(Stored items)

** begin **

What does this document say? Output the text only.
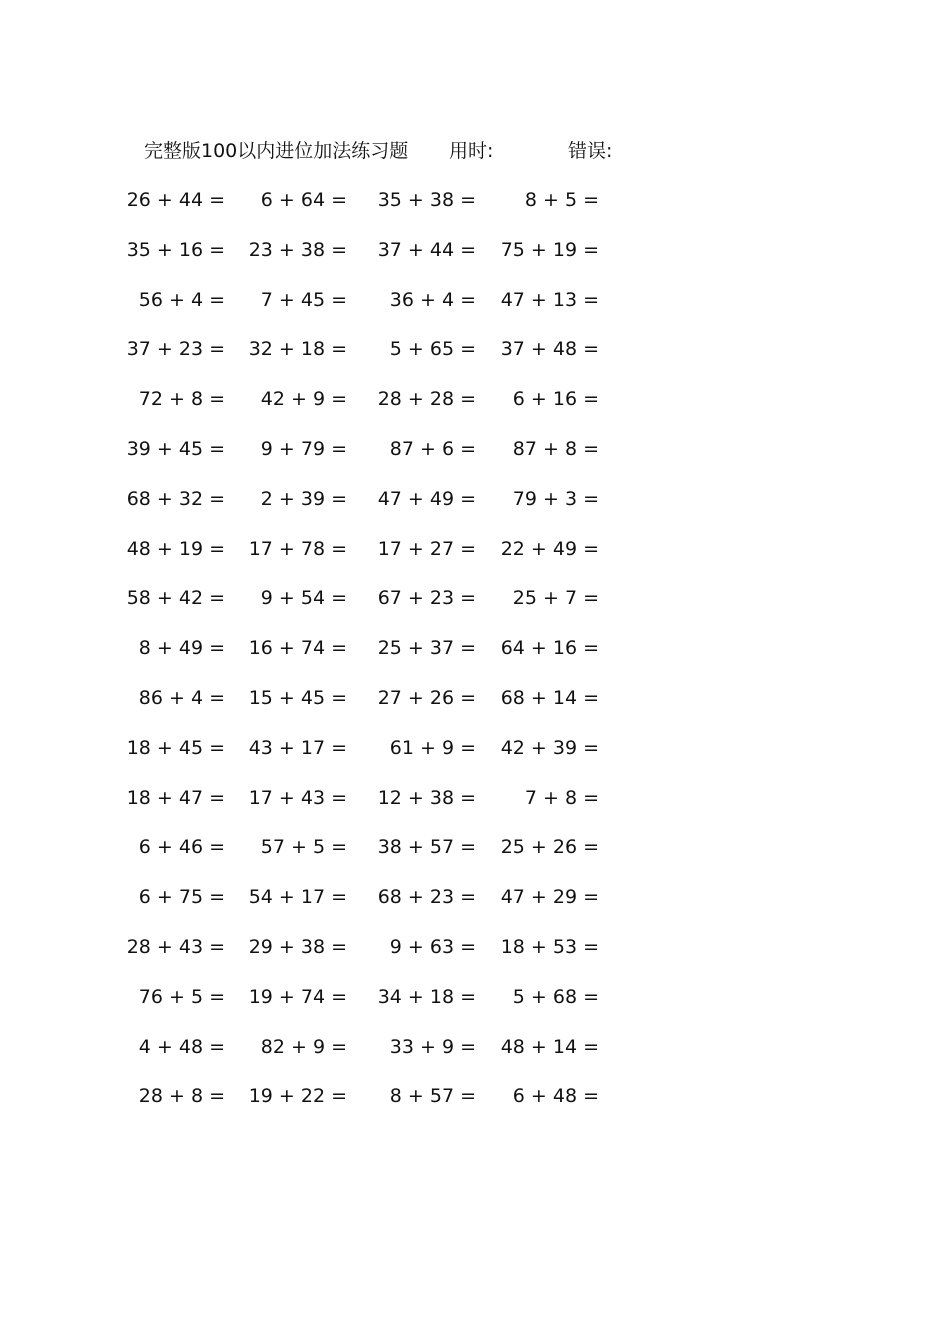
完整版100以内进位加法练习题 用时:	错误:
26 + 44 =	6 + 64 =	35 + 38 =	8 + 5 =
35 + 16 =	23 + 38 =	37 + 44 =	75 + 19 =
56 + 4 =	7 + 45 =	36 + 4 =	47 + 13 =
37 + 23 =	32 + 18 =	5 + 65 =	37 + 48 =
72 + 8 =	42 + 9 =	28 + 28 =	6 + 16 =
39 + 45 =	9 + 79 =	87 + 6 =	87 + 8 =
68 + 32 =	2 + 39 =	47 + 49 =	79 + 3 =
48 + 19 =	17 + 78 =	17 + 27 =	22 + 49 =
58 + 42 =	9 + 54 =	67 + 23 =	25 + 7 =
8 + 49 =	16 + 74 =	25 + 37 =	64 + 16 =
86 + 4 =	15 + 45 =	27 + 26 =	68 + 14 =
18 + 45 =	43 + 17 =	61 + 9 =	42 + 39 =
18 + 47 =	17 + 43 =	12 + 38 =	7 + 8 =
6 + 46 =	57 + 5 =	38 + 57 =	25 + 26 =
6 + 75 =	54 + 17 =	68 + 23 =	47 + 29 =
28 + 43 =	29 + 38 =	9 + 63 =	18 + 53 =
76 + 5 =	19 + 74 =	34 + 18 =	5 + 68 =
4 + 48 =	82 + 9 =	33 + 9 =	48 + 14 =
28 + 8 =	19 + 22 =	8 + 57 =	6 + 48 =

** end **

- **WHAT YOU ARE ASKED TO DO**: Make an exact copy of every entry above, minus the images.

- **EXERCISE RESULT**:
What does this document say? Output the text only.
完整版100以内进位加法练习题 用时:	错误:
26 + 44 =	6 + 64 =	35 + 38 =	8 + 5 =
35 + 16 =	23 + 38 =	37 + 44 =	75 + 19 =
56 + 4 =	7 + 45 =	36 + 4 =	47 + 13 =
37 + 23 =	32 + 18 =	5 + 65 =	37 + 48 =
72 + 8 =	42 + 9 =	28 + 28 =	6 + 16 =
39 + 45 =	9 + 79 =	87 + 6 =	87 + 8 =
68 + 32 =	2 + 39 =	47 + 49 =	79 + 3 =
48 + 19 =	17 + 78 =	17 + 27 =	22 + 49 =
58 + 42 =	9 + 54 =	67 + 23 =	25 + 7 =
8 + 49 =	16 + 74 =	25 + 37 =	64 + 16 =
86 + 4 =	15 + 45 =	27 + 26 =	68 + 14 =
18 + 45 =	43 + 17 =	61 + 9 =	42 + 39 =
18 + 47 =	17 + 43 =	12 + 38 =	7 + 8 =
6 + 46 =	57 + 5 =	38 + 57 =	25 + 26 =
6 + 75 =	54 + 17 =	68 + 23 =	47 + 29 =
28 + 43 =	29 + 38 =	9 + 63 =	18 + 53 =
76 + 5 =	19 + 74 =	34 + 18 =	5 + 68 =
4 + 48 =	82 + 9 =	33 + 9 =	48 + 14 =
28 + 8 =	19 + 22 =	8 + 57 =	6 + 48 =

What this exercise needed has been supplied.